Give the entries back exactly, dropping each image.

## start

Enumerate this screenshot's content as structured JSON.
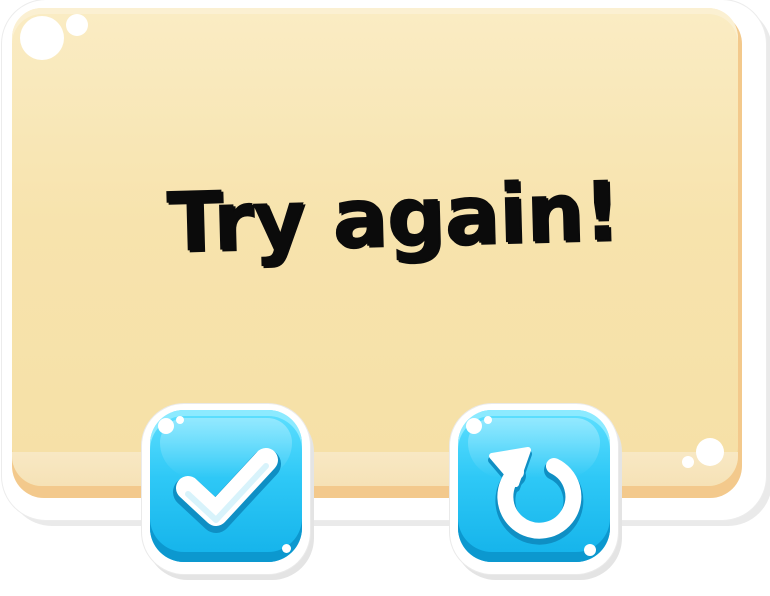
{
  "dialog": {
    "title": "Try again!"
  },
  "buttons": [
    {
      "id": "confirm",
      "icon": "checkmark-icon"
    },
    {
      "id": "retry",
      "icon": "restart-arrow-icon"
    }
  ],
  "colors": {
    "board": "#f7e3ad",
    "board_edge": "#f3c98c",
    "button": "#2ec8f6",
    "button_dark": "#0c98cf",
    "title_text": "#0b0b0b"
  }
}
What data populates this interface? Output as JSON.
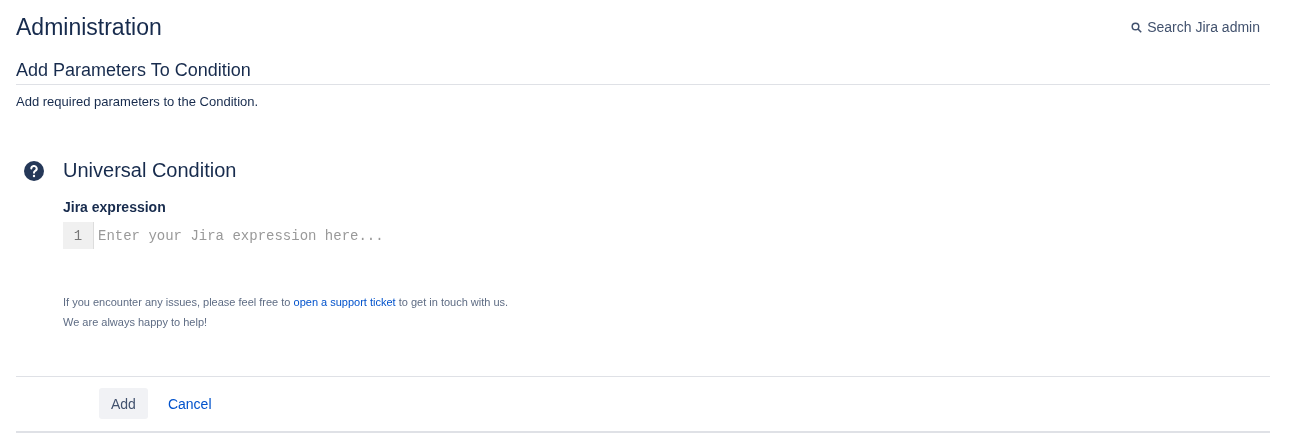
{
  "header": {
    "title": "Administration",
    "search_link": "Search Jira admin"
  },
  "section": {
    "title": "Add Parameters To Condition",
    "description": "Add required parameters to the Condition."
  },
  "condition": {
    "title": "Universal Condition",
    "field_label": "Jira expression",
    "editor": {
      "line_number": "1",
      "placeholder": "Enter your Jira expression here..."
    },
    "help": {
      "before": "If you encounter any issues, please feel free to ",
      "link": "open a support ticket",
      "after": " to get in touch with us.",
      "line_2": "We are always happy to help!"
    }
  },
  "buttons": [
    {
      "kind": "primary",
      "label": "Add"
    },
    {
      "kind": "link",
      "label": "Cancel"
    }
  ]
}
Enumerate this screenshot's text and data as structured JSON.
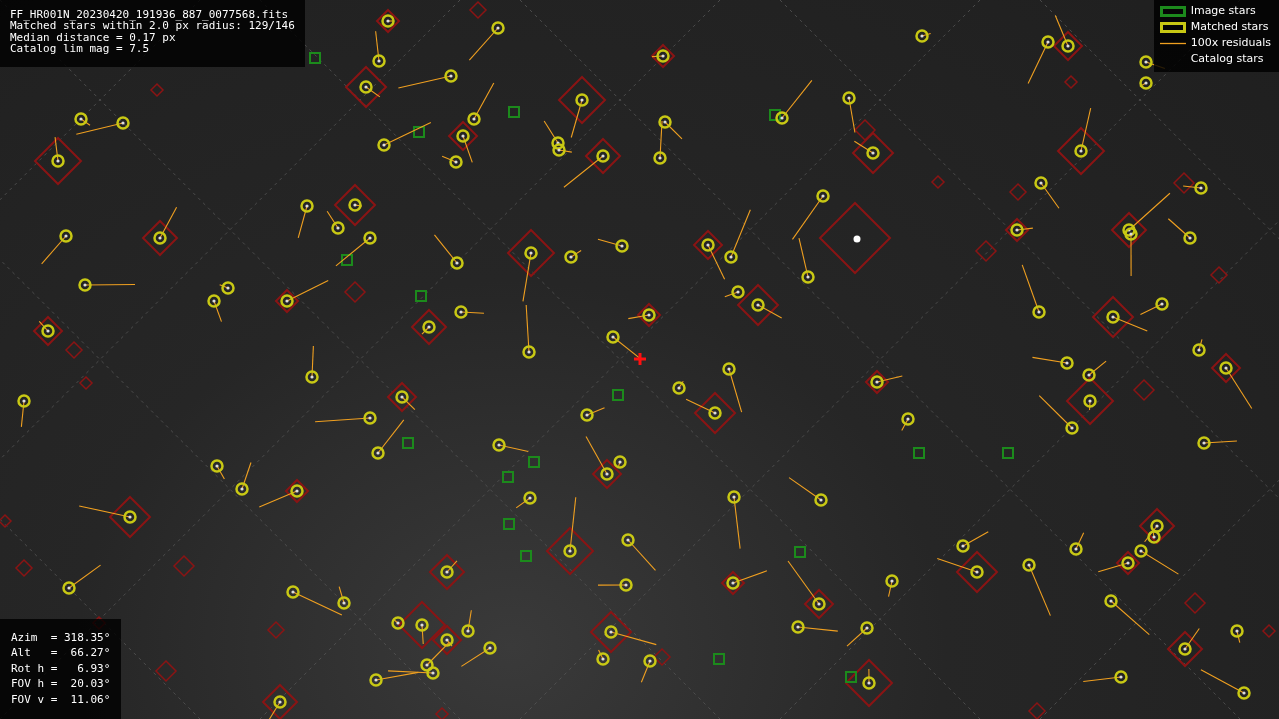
{
  "info_box": {
    "lines": [
      "FF_HR001N_20230420_191936_887_0077568.fits",
      "Matched stars within 2.0 px radius: 129/146",
      "Median distance = 0.17 px",
      "Catalog lim mag = 7.5"
    ]
  },
  "legend": {
    "items": [
      {
        "kind": "image",
        "label": "Image stars"
      },
      {
        "kind": "matched",
        "label": "Matched stars"
      },
      {
        "kind": "residual",
        "label": "100x residuals"
      },
      {
        "kind": "catalog",
        "label": "Catalog stars"
      }
    ]
  },
  "pointing_box": {
    "lines": [
      "Azim  = 318.35°",
      "Alt   =  66.27°",
      "Rot h =   6.93°",
      "FOV h =  20.03°",
      "FOV v =  11.06°"
    ]
  }
}
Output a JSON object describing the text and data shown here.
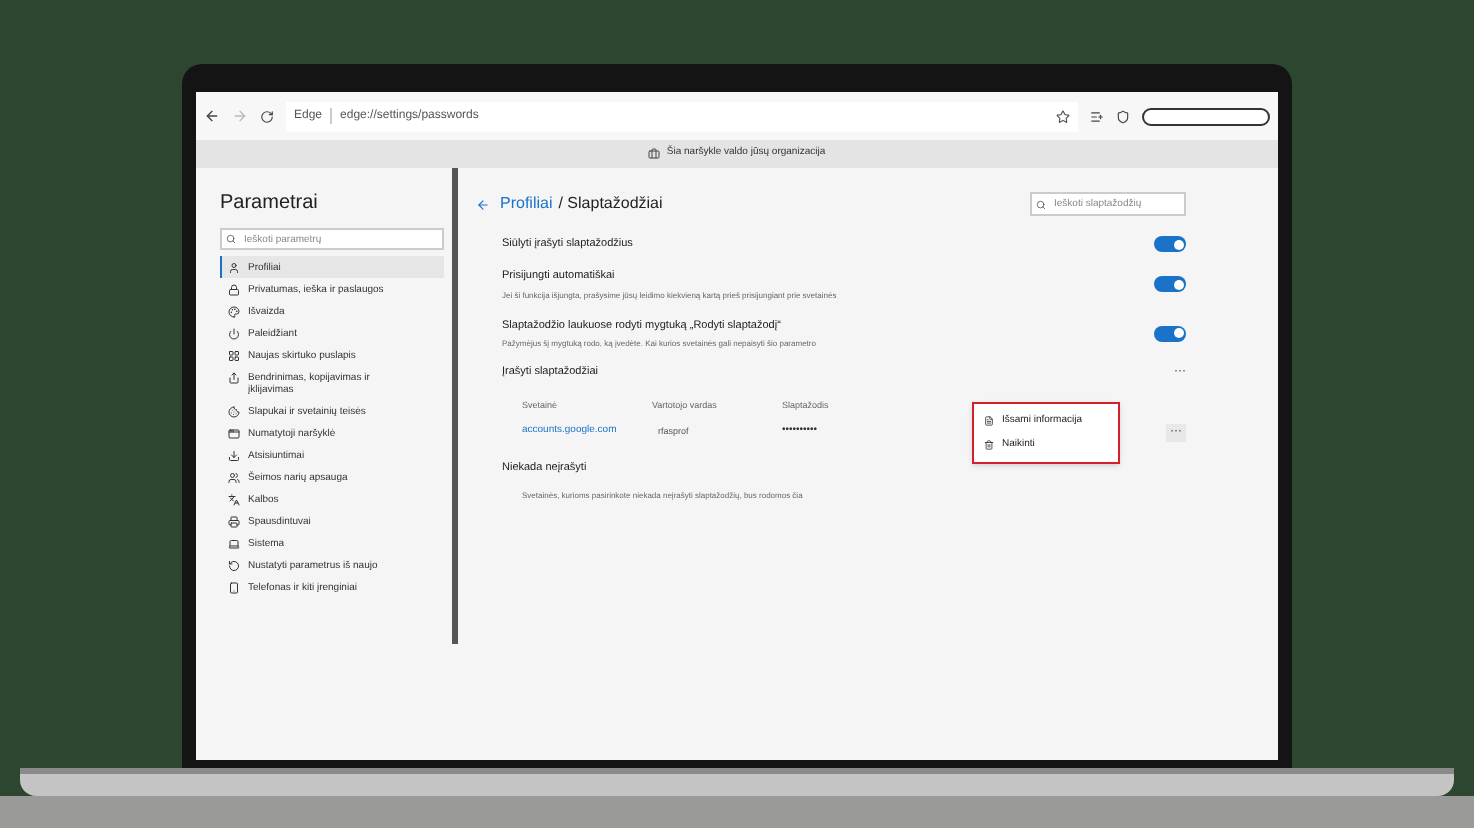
{
  "browser": {
    "brand": "Edge",
    "url": "edge://settings/passwords",
    "managed_notice": "Šia naršykle valdo jūsų organizacija"
  },
  "sidebar": {
    "title": "Parametrai",
    "search": {
      "placeholder": "Ieškoti parametrų"
    },
    "items": [
      {
        "label": "Profiliai",
        "selected": true
      },
      {
        "label": "Privatumas, ieška ir paslaugos",
        "selected": false
      },
      {
        "label": "Išvaizda",
        "selected": false
      },
      {
        "label": "Paleidžiant",
        "selected": false
      },
      {
        "label": "Naujas skirtuko puslapis",
        "selected": false
      },
      {
        "label": "Bendrinimas, kopijavimas ir įklijavimas",
        "selected": false
      },
      {
        "label": "Slapukai ir svetainių teisės",
        "selected": false
      },
      {
        "label": "Numatytoji naršyklė",
        "selected": false
      },
      {
        "label": "Atsisiuntimai",
        "selected": false
      },
      {
        "label": "Šeimos narių apsauga",
        "selected": false
      },
      {
        "label": "Kalbos",
        "selected": false
      },
      {
        "label": "Spausdintuvai",
        "selected": false
      },
      {
        "label": "Sistema",
        "selected": false
      },
      {
        "label": "Nustatyti parametrus iš naujo",
        "selected": false
      },
      {
        "label": "Telefonas ir kiti įrenginiai",
        "selected": false
      }
    ]
  },
  "main": {
    "breadcrumb_parent": "Profiliai",
    "breadcrumb_current": "/ Slaptažodžiai",
    "search": {
      "placeholder": "Ieškoti slaptažodžių"
    },
    "settings": [
      {
        "label": "Siūlyti įrašyti slaptažodžius",
        "on": true
      },
      {
        "label": "Prisijungti automatiškai",
        "description": "Jei ši funkcija išjungta, prašysime jūsų leidimo kiekvieną kartą prieš prisijungiant prie svetainės",
        "on": true
      },
      {
        "label": "Slaptažodžio laukuose rodyti mygtuką „Rodyti slaptažodį“",
        "description": "Pažymėjus šį mygtuką rodo, ką įvedėte. Kai kurios svetainės gali nepaisyti šio parametro",
        "on": true
      }
    ],
    "saved": {
      "title": "Įrašyti slaptažodžiai",
      "more": "···",
      "columns": [
        "Svetainė",
        "Vartotojo vardas",
        "Slaptažodis"
      ],
      "rows": [
        {
          "site": "accounts.google.com",
          "username": "rfasprof",
          "password": "••••••••••",
          "more": "···"
        }
      ]
    },
    "menu": {
      "items": [
        "Išsami informacija",
        "Naikinti"
      ]
    },
    "never": {
      "title": "Niekada neįrašyti",
      "description": "Svetainės, kurioms pasirinkote niekada neįrašyti slaptažodžių, bus rodomos čia"
    }
  }
}
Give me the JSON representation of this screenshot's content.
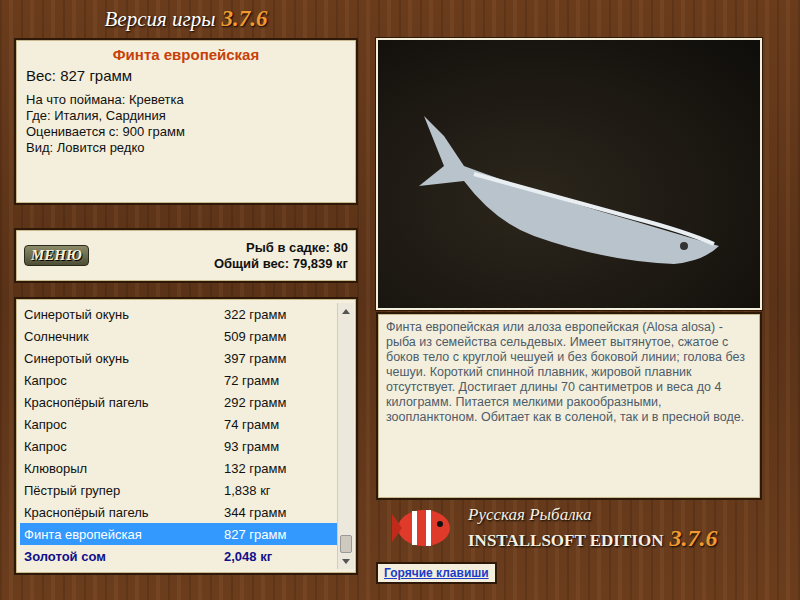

## end

## Reply
Enumerate this screenshot's content as structured JSON.
{
  "dialog": {
    "title": "Try again!"
  },
  "buttons": [
    {
      "id": "confirm",
      "icon": "checkmark-icon"
    },
    {
      "id": "retry",
      "icon": "restart-arrow-icon"
    }
  ],
  "colors": {
    "board": "#f7e3ad",
    "board_edge": "#f3c98c",
    "button": "#2ec8f6",
    "button_dark": "#0c98cf",
    "title_text": "#0b0b0b"
  }
}
What data populates this interface? Output as JSON.
{
  "header": {
    "title": "Administration",
    "search_link": "Search Jira admin"
  },
  "section": {
    "title": "Add Parameters To Condition",
    "description": "Add required parameters to the Condition."
  },
  "condition": {
    "title": "Universal Condition",
    "field_label": "Jira expression",
    "editor": {
      "line_number": "1",
      "placeholder": "Enter your Jira expression here..."
    },
    "help": {
      "before": "If you encounter any issues, please feel free to ",
      "link": "open a support ticket",
      "after": " to get in touch with us.",
      "line_2": "We are always happy to help!"
    }
  },
  "buttons": [
    {
      "kind": "primary",
      "label": "Add"
    },
    {
      "kind": "link",
      "label": "Cancel"
    }
  ]
}
Enumerate this screenshot's text and data as structured JSON.
{
  "info_box": {
    "lines": [
      "FF_HR001N_20230420_191936_887_0077568.fits",
      "Matched stars within 2.0 px radius: 129/146",
      "Median distance = 0.17 px",
      "Catalog lim mag = 7.5"
    ]
  },
  "legend": {
    "items": [
      {
        "kind": "image",
        "label": "Image stars"
      },
      {
        "kind": "matched",
        "label": "Matched stars"
      },
      {
        "kind": "residual",
        "label": "100x residuals"
      },
      {
        "kind": "catalog",
        "label": "Catalog stars"
      }
    ]
  },
  "pointing_box": {
    "lines": [
      "Azim  = 318.35°",
      "Alt   =  66.27°",
      "Rot h =   6.93°",
      "FOV h =  20.03°",
      "FOV v =  11.06°"
    ]
  }
}
Output a JSON object describing the text and data shown here.
{
  "browser": {
    "brand": "Edge",
    "url": "edge://settings/passwords",
    "managed_notice": "Šia naršykle valdo jūsų organizacija"
  },
  "sidebar": {
    "title": "Parametrai",
    "search": {
      "placeholder": "Ieškoti parametrų"
    },
    "items": [
      {
        "label": "Profiliai",
        "selected": true
      },
      {
        "label": "Privatumas, ieška ir paslaugos",
        "selected": false
      },
      {
        "label": "Išvaizda",
        "selected": false
      },
      {
        "label": "Paleidžiant",
        "selected": false
      },
      {
        "label": "Naujas skirtuko puslapis",
        "selected": false
      },
      {
        "label": "Bendrinimas, kopijavimas ir įklijavimas",
        "selected": false
      },
      {
        "label": "Slapukai ir svetainių teisės",
        "selected": false
      },
      {
        "label": "Numatytoji naršyklė",
        "selected": false
      },
      {
        "label": "Atsisiuntimai",
        "selected": false
      },
      {
        "label": "Šeimos narių apsauga",
        "selected": false
      },
      {
        "label": "Kalbos",
        "selected": false
      },
      {
        "label": "Spausdintuvai",
        "selected": false
      },
      {
        "label": "Sistema",
        "selected": false
      },
      {
        "label": "Nustatyti parametrus iš naujo",
        "selected": false
      },
      {
        "label": "Telefonas ir kiti įrenginiai",
        "selected": false
      }
    ]
  },
  "main": {
    "breadcrumb_parent": "Profiliai",
    "breadcrumb_current": "/ Slaptažodžiai",
    "search": {
      "placeholder": "Ieškoti slaptažodžių"
    },
    "settings": [
      {
        "label": "Siūlyti įrašyti slaptažodžius",
        "on": true
      },
      {
        "label": "Prisijungti automatiškai",
        "description": "Jei ši funkcija išjungta, prašysime jūsų leidimo kiekvieną kartą prieš prisijungiant prie svetainės",
        "on": true
      },
      {
        "label": "Slaptažodžio laukuose rodyti mygtuką „Rodyti slaptažodį“",
        "description": "Pažymėjus šį mygtuką rodo, ką įvedėte. Kai kurios svetainės gali nepaisyti šio parametro",
        "on": true
      }
    ],
    "saved": {
      "title": "Įrašyti slaptažodžiai",
      "more": "···",
      "columns": [
        "Svetainė",
        "Vartotojo vardas",
        "Slaptažodis"
      ],
      "rows": [
        {
          "site": "accounts.google.com",
          "username": "rfasprof",
          "password": "••••••••••",
          "more": "···"
        }
      ]
    },
    "menu": {
      "items": [
        "Išsami informacija",
        "Naikinti"
      ]
    },
    "never": {
      "title": "Niekada neįrašyti",
      "description": "Svetainės, kurioms pasirinkote niekada neįrašyti slaptažodžių, bus rodomos čia"
    }
  }
}
Give me the JSON representation of this screenshot's content.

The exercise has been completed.